- _REQUIRED WORK_
Write out every line of the records below without changing anything.

- _MATERIAL_
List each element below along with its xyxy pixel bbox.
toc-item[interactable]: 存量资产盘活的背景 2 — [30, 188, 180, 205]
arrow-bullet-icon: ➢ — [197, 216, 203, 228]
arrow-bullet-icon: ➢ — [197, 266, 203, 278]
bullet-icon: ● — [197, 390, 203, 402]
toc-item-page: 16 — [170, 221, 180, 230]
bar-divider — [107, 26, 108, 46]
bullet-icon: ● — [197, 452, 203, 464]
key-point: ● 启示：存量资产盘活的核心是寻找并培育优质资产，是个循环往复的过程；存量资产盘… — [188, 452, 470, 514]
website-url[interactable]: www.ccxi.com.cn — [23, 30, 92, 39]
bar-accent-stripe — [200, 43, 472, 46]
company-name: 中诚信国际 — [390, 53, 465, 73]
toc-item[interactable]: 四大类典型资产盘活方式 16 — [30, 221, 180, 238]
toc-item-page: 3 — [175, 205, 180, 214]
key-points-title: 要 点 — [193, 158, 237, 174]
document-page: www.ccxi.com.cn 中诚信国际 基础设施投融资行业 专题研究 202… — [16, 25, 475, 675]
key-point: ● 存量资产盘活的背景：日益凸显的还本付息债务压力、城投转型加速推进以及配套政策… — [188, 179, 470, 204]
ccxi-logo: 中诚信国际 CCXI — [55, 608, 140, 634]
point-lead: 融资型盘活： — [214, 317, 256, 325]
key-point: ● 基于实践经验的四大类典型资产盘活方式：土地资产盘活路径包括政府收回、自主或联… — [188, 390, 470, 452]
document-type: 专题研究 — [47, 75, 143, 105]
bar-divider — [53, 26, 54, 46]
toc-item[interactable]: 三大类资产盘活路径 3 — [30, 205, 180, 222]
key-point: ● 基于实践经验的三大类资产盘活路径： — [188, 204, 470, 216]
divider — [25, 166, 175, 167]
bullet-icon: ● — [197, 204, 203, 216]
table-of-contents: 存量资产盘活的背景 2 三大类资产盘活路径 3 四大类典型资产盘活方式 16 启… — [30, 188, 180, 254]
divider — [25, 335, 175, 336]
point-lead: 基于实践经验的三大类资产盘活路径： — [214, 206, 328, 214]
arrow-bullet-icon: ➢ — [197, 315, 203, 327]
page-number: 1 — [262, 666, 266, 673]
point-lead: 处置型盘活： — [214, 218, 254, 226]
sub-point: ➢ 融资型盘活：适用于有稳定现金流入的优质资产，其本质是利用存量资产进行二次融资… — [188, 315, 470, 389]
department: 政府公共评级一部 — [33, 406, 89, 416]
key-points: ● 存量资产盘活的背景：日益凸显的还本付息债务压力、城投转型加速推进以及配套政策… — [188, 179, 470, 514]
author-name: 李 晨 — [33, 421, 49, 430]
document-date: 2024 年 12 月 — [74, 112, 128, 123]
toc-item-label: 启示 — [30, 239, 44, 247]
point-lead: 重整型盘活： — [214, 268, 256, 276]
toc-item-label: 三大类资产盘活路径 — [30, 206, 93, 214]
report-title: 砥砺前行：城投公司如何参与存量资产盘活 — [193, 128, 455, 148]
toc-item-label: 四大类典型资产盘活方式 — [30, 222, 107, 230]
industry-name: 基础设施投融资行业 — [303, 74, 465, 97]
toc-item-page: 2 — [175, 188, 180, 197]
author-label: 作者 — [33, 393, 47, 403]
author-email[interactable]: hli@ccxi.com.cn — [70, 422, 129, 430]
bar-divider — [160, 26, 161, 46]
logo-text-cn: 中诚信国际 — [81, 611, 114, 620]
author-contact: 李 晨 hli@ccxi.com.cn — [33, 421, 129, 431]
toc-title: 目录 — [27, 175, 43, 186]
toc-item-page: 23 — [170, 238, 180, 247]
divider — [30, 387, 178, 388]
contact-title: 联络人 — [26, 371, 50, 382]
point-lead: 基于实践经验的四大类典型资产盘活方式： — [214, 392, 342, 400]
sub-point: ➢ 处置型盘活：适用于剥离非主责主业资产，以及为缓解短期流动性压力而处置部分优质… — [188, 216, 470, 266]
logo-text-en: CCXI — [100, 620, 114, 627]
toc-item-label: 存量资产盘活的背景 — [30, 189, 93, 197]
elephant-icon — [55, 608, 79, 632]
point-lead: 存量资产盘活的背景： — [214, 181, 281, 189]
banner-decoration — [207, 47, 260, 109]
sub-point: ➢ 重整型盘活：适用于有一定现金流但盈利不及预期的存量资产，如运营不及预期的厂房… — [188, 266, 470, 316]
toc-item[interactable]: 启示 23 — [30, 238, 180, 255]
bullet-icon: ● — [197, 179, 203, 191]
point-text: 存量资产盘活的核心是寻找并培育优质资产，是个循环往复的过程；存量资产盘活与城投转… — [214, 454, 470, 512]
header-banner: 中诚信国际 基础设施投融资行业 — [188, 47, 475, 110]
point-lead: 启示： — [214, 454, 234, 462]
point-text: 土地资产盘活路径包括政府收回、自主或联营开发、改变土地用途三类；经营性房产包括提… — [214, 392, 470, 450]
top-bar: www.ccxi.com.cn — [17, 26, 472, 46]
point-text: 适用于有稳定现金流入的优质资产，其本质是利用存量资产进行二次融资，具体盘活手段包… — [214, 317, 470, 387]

- _RESULT_
List each element below along with its xyxy pixel bbox.
toc-item[interactable]: 存量资产盘活的背景 2 — [30, 188, 180, 205]
arrow-bullet-icon: ➢ — [197, 216, 203, 228]
arrow-bullet-icon: ➢ — [197, 266, 203, 278]
bullet-icon: ● — [197, 390, 203, 402]
toc-item-page: 16 — [170, 221, 180, 230]
bar-divider — [107, 26, 108, 46]
bullet-icon: ● — [197, 452, 203, 464]
key-point: ● 启示：存量资产盘活的核心是寻找并培育优质资产，是个循环往复的过程；存量资产盘… — [188, 452, 470, 514]
website-url[interactable]: www.ccxi.com.cn — [23, 30, 92, 39]
bar-accent-stripe — [200, 43, 472, 46]
company-name: 中诚信国际 — [390, 53, 465, 73]
toc-item[interactable]: 四大类典型资产盘活方式 16 — [30, 221, 180, 238]
toc-item-page: 3 — [175, 205, 180, 214]
key-points-title: 要 点 — [193, 158, 237, 174]
document-page: www.ccxi.com.cn 中诚信国际 基础设施投融资行业 专题研究 202… — [16, 25, 475, 675]
key-point: ● 存量资产盘活的背景：日益凸显的还本付息债务压力、城投转型加速推进以及配套政策… — [188, 179, 470, 204]
ccxi-logo: 中诚信国际 CCXI — [55, 608, 140, 634]
point-lead: 融资型盘活： — [214, 317, 256, 325]
key-point: ● 基于实践经验的四大类典型资产盘活方式：土地资产盘活路径包括政府收回、自主或联… — [188, 390, 470, 452]
document-type: 专题研究 — [47, 75, 143, 105]
bar-divider — [53, 26, 54, 46]
toc-item[interactable]: 三大类资产盘活路径 3 — [30, 205, 180, 222]
key-point: ● 基于实践经验的三大类资产盘活路径： — [188, 204, 470, 216]
divider — [25, 166, 175, 167]
bullet-icon: ● — [197, 204, 203, 216]
table-of-contents: 存量资产盘活的背景 2 三大类资产盘活路径 3 四大类典型资产盘活方式 16 启… — [30, 188, 180, 254]
divider — [25, 335, 175, 336]
point-lead: 基于实践经验的三大类资产盘活路径： — [214, 206, 328, 214]
arrow-bullet-icon: ➢ — [197, 315, 203, 327]
page-number: 1 — [262, 666, 266, 673]
point-lead: 处置型盘活： — [214, 218, 254, 226]
sub-point: ➢ 融资型盘活：适用于有稳定现金流入的优质资产，其本质是利用存量资产进行二次融资… — [188, 315, 470, 389]
department: 政府公共评级一部 — [33, 406, 89, 416]
key-points: ● 存量资产盘活的背景：日益凸显的还本付息债务压力、城投转型加速推进以及配套政策… — [188, 179, 470, 514]
author-name: 李 晨 — [33, 421, 49, 430]
document-date: 2024 年 12 月 — [74, 112, 128, 123]
toc-item-label: 启示 — [30, 239, 44, 247]
point-lead: 重整型盘活： — [214, 268, 256, 276]
toc-item-label: 三大类资产盘活路径 — [30, 206, 93, 214]
report-title: 砥砺前行：城投公司如何参与存量资产盘活 — [193, 128, 455, 148]
toc-item-label: 四大类典型资产盘活方式 — [30, 222, 107, 230]
industry-name: 基础设施投融资行业 — [303, 74, 465, 97]
toc-item-page: 2 — [175, 188, 180, 197]
author-label: 作者 — [33, 393, 47, 403]
author-email[interactable]: hli@ccxi.com.cn — [70, 422, 129, 430]
bar-divider — [160, 26, 161, 46]
logo-text-cn: 中诚信国际 — [81, 611, 114, 620]
author-contact: 李 晨 hli@ccxi.com.cn — [33, 421, 129, 431]
toc-title: 目录 — [27, 175, 43, 186]
toc-item-page: 23 — [170, 238, 180, 247]
divider — [30, 387, 178, 388]
contact-title: 联络人 — [26, 371, 50, 382]
point-lead: 基于实践经验的四大类典型资产盘活方式： — [214, 392, 342, 400]
sub-point: ➢ 处置型盘活：适用于剥离非主责主业资产，以及为缓解短期流动性压力而处置部分优质… — [188, 216, 470, 266]
logo-text-en: CCXI — [100, 620, 114, 627]
toc-item-label: 存量资产盘活的背景 — [30, 189, 93, 197]
elephant-icon — [55, 608, 79, 632]
point-lead: 存量资产盘活的背景： — [214, 181, 281, 189]
banner-decoration — [207, 47, 260, 109]
sub-point: ➢ 重整型盘活：适用于有一定现金流但盈利不及预期的存量资产，如运营不及预期的厂房… — [188, 266, 470, 316]
toc-item[interactable]: 启示 23 — [30, 238, 180, 255]
bullet-icon: ● — [197, 179, 203, 191]
point-text: 存量资产盘活的核心是寻找并培育优质资产，是个循环往复的过程；存量资产盘活与城投转… — [214, 454, 470, 512]
header-banner: 中诚信国际 基础设施投融资行业 — [188, 47, 475, 110]
point-lead: 启示： — [214, 454, 234, 462]
point-text: 土地资产盘活路径包括政府收回、自主或联营开发、改变土地用途三类；经营性房产包括提… — [214, 392, 470, 450]
top-bar: www.ccxi.com.cn — [17, 26, 472, 46]
point-text: 适用于有稳定现金流入的优质资产，其本质是利用存量资产进行二次融资，具体盘活手段包… — [214, 317, 470, 387]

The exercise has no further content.